● Extrait du document:

---

- Comment devenir SDF ? - Réflexions à propos de Lucienne -
Je vais d'abord vous raconter une petite histoire.
Nous habitions à Paris dans une modeste rue du XXme arrondissement.
Pendant 2 ou 3 années, nous y avons vu passer une femme.
Assez jeune. Moins de 50 ans probablement.
Une femme blanche, mais vêtue un peu à l'africaine :
de couleurs vives, même si grandement défraîchies.
Dire qu'elle était belle serait excessif,
mais elle aurait pu l'être.
Elle passait dans la rue en tirant, ou poussant, je ne sais plus,
une sorte de poussette à roulettes.
Qui avait peut-être été un berceau.
Il lui servait à transporter ses seuls biens au monde.
Elle ne mendiait pas, mais acceptait qu'on lui donne quelque chose.
Elle semblait parler un assez bon français,
avec un accent que je ne saurais définir, mais plein de charme.
Sa façon de parler n'était pas dépourvue d'une sorte d'humour.
Le soir, elle se trouvait un abri le long d'une porte.
Ou contre un mur, protégé par un auvent.
Nous éprouvions pour elle une sympathie intriguée.
Elle donnait l'impression de marcher sans hâte,
un peu comme si elle se promenait dans son propre jardin,
comme si aucune obligation ne la contraignait,
par exemple à aller en un lieu précis et à une heure donnée.

---

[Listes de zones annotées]
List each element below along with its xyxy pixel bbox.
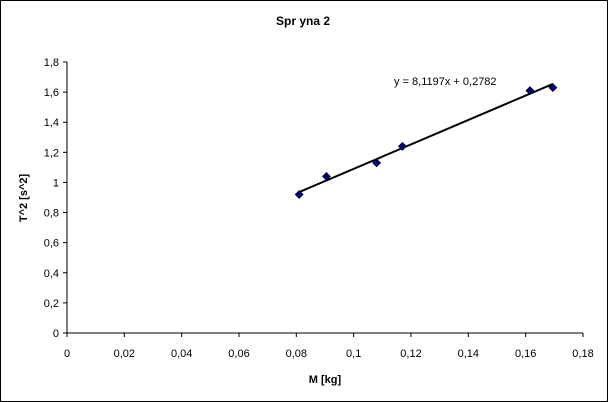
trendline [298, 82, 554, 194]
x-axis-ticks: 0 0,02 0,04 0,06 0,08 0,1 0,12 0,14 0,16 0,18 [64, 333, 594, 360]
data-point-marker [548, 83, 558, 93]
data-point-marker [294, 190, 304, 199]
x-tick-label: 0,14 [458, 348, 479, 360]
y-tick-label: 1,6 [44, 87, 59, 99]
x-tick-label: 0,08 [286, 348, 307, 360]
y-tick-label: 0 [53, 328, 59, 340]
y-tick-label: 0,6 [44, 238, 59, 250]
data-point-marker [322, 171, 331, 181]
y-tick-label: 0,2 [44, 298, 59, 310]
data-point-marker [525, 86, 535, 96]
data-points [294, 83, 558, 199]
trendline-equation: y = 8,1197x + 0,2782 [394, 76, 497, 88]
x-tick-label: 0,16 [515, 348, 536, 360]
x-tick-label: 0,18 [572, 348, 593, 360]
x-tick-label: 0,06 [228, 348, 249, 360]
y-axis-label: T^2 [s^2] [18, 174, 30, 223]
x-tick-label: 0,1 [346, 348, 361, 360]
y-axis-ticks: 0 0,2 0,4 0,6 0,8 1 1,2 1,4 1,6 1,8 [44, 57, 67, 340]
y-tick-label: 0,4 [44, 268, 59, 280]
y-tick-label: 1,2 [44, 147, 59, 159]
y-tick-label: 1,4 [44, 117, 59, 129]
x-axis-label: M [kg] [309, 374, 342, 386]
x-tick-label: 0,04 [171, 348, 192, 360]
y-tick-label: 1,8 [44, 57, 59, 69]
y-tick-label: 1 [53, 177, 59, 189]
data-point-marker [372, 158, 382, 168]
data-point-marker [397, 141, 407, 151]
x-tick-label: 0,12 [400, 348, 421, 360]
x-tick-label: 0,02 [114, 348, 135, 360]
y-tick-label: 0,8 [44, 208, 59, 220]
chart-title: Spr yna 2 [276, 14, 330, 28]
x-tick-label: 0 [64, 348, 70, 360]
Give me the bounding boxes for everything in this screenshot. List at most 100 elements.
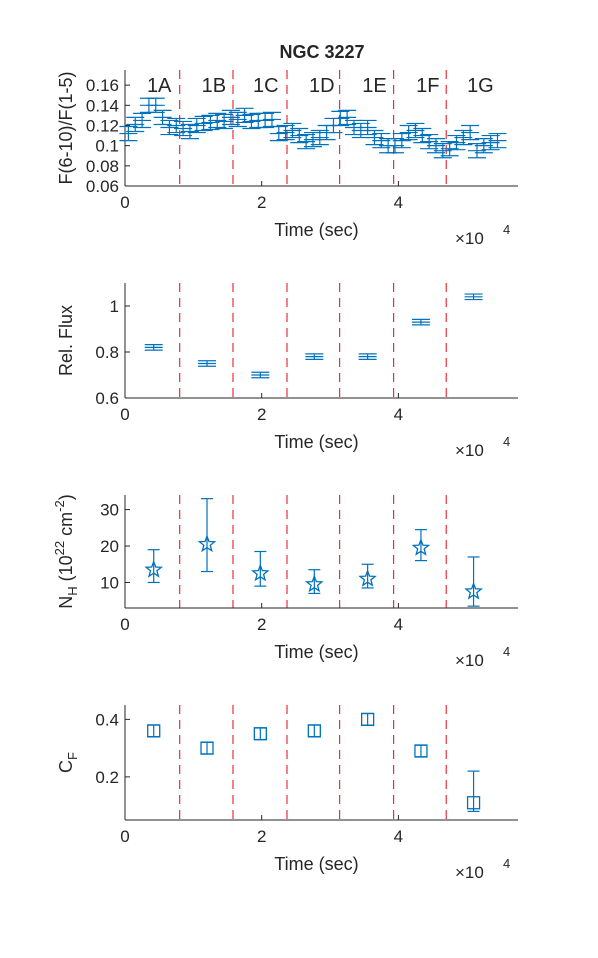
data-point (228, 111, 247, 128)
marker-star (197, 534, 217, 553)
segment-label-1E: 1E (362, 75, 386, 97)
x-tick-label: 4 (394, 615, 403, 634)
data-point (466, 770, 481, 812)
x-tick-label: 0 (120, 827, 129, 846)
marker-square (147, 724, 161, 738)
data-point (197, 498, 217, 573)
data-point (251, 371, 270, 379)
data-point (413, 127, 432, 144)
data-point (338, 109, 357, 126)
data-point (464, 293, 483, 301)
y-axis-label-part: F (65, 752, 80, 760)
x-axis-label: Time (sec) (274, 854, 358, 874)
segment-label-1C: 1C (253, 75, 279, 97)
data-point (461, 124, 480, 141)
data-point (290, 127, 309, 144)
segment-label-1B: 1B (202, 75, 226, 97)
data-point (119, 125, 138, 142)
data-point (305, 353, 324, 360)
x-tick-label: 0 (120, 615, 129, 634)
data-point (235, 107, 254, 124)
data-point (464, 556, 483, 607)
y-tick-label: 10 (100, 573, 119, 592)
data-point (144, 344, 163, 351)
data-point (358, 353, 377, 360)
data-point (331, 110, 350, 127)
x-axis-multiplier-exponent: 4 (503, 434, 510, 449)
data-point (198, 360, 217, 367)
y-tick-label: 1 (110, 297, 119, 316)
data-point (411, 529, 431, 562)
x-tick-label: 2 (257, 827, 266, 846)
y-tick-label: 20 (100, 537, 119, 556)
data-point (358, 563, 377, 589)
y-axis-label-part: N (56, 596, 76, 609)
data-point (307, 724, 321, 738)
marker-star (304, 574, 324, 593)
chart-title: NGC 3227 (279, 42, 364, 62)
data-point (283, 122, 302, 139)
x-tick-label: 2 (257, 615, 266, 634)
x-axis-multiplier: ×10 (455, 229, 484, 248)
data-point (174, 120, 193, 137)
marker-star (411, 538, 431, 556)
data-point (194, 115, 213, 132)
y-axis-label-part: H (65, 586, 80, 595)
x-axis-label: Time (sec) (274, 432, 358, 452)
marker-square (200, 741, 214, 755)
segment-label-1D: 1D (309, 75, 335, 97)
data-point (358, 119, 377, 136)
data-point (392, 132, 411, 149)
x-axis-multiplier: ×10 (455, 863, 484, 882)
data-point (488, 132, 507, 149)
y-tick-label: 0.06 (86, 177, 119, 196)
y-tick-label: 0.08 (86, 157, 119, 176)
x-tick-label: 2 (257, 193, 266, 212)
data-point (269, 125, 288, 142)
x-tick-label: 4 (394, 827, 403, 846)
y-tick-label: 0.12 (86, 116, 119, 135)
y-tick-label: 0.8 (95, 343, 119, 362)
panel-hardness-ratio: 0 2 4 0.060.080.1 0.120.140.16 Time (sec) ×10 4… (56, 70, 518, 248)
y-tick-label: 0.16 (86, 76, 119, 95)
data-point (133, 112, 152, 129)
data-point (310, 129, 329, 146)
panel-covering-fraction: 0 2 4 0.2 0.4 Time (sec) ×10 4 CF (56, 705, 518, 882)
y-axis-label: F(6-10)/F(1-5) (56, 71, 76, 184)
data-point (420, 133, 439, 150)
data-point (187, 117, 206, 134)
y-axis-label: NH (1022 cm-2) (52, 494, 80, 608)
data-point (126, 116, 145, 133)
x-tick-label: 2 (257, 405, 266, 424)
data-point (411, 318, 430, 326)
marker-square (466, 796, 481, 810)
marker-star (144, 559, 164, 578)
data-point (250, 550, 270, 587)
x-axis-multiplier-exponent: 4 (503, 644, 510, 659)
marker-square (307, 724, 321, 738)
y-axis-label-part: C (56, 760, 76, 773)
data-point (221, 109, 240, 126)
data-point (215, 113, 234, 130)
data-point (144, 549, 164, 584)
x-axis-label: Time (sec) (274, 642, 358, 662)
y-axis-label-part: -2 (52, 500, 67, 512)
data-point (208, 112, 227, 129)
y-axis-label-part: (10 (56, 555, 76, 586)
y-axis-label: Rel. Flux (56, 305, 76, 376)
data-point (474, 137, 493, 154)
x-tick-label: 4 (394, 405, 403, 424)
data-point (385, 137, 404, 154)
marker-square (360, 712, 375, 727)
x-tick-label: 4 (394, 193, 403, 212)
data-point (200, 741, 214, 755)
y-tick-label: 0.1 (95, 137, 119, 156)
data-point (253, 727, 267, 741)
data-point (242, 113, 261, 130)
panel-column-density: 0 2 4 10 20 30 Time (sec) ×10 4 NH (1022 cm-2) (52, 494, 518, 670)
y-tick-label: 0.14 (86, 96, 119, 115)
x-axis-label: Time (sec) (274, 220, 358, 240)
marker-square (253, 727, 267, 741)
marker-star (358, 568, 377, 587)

---

● Énoncé:
Pourriez-vous reprendre mot pour mot, dans le texte sur Lucienne, le passage qui va de « Qui avait peut-être » jusqu'à « d'une sorte d'humour. » ?

● Réponse rédigée:
Qui avait peut-être été un berceau.
Il lui servait à transporter ses seuls biens au monde.
Elle ne mendiait pas, mais acceptait qu'on lui donne quelque chose.
Elle semblait parler un assez bon français,
avec un accent que je ne saurais définir, mais plein de charme.
Sa façon de parler n'était pas dépourvue d'une sorte d'humour.